◆ **TASK TO COMPLETE**:
Copy out every line of the listing below, keeping each character, space and bracket unchanged.

◆ **MATERIAL PROVIDED**:
»»
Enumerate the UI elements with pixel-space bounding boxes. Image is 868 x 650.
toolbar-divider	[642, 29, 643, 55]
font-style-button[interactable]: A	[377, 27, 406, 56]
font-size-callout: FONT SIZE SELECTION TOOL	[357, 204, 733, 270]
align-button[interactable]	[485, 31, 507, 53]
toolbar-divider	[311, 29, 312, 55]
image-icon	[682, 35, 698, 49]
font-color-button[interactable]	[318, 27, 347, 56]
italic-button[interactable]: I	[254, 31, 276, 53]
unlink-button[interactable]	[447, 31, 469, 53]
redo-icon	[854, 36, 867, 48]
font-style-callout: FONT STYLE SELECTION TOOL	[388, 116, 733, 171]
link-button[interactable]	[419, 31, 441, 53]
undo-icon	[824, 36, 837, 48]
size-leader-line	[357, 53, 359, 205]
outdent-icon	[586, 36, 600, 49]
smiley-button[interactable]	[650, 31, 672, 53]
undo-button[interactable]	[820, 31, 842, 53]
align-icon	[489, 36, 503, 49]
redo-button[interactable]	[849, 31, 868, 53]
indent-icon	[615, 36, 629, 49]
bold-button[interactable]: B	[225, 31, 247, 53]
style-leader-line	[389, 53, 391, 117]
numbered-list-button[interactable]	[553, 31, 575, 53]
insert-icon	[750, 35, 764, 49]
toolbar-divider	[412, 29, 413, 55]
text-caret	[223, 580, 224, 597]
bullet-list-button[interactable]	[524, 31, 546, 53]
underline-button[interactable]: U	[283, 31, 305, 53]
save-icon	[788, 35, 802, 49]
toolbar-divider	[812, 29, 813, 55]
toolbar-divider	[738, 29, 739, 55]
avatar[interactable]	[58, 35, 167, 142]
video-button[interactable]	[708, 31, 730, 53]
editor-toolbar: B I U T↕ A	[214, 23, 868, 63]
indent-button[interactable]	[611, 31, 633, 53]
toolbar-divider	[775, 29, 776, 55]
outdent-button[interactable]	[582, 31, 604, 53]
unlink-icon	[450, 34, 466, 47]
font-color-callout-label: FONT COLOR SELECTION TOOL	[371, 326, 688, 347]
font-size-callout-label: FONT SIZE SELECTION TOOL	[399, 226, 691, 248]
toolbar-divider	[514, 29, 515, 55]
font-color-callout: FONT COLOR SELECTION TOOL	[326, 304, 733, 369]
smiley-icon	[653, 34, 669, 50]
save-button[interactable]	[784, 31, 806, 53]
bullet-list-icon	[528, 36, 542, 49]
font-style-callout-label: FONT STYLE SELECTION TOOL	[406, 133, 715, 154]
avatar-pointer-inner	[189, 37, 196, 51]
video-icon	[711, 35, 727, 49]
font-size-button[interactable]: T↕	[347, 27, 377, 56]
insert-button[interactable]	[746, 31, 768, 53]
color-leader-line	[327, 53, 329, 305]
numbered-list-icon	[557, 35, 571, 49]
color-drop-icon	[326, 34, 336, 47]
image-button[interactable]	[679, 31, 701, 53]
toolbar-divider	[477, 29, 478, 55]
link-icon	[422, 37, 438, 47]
««
◆ **PROBLEM SOLUTION**:
Enumerate the UI elements with pixel-space bounding boxes. Image is 868 x 650.
toolbar-divider	[642, 29, 643, 55]
font-style-button[interactable]: A	[377, 27, 406, 56]
font-size-callout: FONT SIZE SELECTION TOOL	[357, 204, 733, 270]
align-button[interactable]	[485, 31, 507, 53]
toolbar-divider	[311, 29, 312, 55]
image-icon	[682, 35, 698, 49]
font-color-button[interactable]	[318, 27, 347, 56]
italic-button[interactable]: I	[254, 31, 276, 53]
unlink-button[interactable]	[447, 31, 469, 53]
redo-icon	[854, 36, 867, 48]
font-style-callout: FONT STYLE SELECTION TOOL	[388, 116, 733, 171]
link-button[interactable]	[419, 31, 441, 53]
undo-icon	[824, 36, 837, 48]
size-leader-line	[357, 53, 359, 205]
outdent-icon	[586, 36, 600, 49]
smiley-button[interactable]	[650, 31, 672, 53]
undo-button[interactable]	[820, 31, 842, 53]
align-icon	[489, 36, 503, 49]
redo-button[interactable]	[849, 31, 868, 53]
indent-icon	[615, 36, 629, 49]
bold-button[interactable]: B	[225, 31, 247, 53]
style-leader-line	[389, 53, 391, 117]
numbered-list-button[interactable]	[553, 31, 575, 53]
insert-icon	[750, 35, 764, 49]
toolbar-divider	[412, 29, 413, 55]
text-caret	[223, 580, 224, 597]
bullet-list-button[interactable]	[524, 31, 546, 53]
underline-button[interactable]: U	[283, 31, 305, 53]
save-icon	[788, 35, 802, 49]
toolbar-divider	[812, 29, 813, 55]
toolbar-divider	[738, 29, 739, 55]
avatar[interactable]	[58, 35, 167, 142]
video-button[interactable]	[708, 31, 730, 53]
editor-toolbar: B I U T↕ A	[214, 23, 868, 63]
indent-button[interactable]	[611, 31, 633, 53]
toolbar-divider	[775, 29, 776, 55]
outdent-button[interactable]	[582, 31, 604, 53]
unlink-icon	[450, 34, 466, 47]
font-color-callout-label: FONT COLOR SELECTION TOOL	[371, 326, 688, 347]
font-size-callout-label: FONT SIZE SELECTION TOOL	[399, 226, 691, 248]
toolbar-divider	[514, 29, 515, 55]
font-color-callout: FONT COLOR SELECTION TOOL	[326, 304, 733, 369]
smiley-icon	[653, 34, 669, 50]
save-button[interactable]	[784, 31, 806, 53]
bullet-list-icon	[528, 36, 542, 49]
font-style-callout-label: FONT STYLE SELECTION TOOL	[406, 133, 715, 154]
avatar-pointer-inner	[189, 37, 196, 51]
video-icon	[711, 35, 727, 49]
font-size-button[interactable]: T↕	[347, 27, 377, 56]
insert-button[interactable]	[746, 31, 768, 53]
color-leader-line	[327, 53, 329, 305]
numbered-list-icon	[557, 35, 571, 49]
color-drop-icon	[326, 34, 336, 47]
image-button[interactable]	[679, 31, 701, 53]
toolbar-divider	[477, 29, 478, 55]
link-icon	[422, 37, 438, 47]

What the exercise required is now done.